__Stored records__.
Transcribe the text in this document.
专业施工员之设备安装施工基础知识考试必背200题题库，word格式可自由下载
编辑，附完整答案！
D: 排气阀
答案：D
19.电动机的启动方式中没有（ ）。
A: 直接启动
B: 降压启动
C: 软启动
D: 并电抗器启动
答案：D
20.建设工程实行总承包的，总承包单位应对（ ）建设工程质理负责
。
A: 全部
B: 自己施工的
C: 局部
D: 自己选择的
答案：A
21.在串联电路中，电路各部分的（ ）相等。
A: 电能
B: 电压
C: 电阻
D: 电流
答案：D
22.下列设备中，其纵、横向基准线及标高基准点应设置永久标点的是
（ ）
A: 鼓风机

__Stated task__. Without changing a word, restate the whole listing.

__Output for this task__.
Transcribe the text in this document.
专业施工员之设备安装施工基础知识考试必背200题题库，word格式可自由下载
编辑，附完整答案！
D: 排气阀
答案：D
19.电动机的启动方式中没有（ ）。
A: 直接启动
B: 降压启动
C: 软启动
D: 并电抗器启动
答案：D
20.建设工程实行总承包的，总承包单位应对（ ）建设工程质理负责
。
A: 全部
B: 自己施工的
C: 局部
D: 自己选择的
答案：A
21.在串联电路中，电路各部分的（ ）相等。
A: 电能
B: 电压
C: 电阻
D: 电流
答案：D
22.下列设备中，其纵、横向基准线及标高基准点应设置永久标点的是
（ ）
A: 鼓风机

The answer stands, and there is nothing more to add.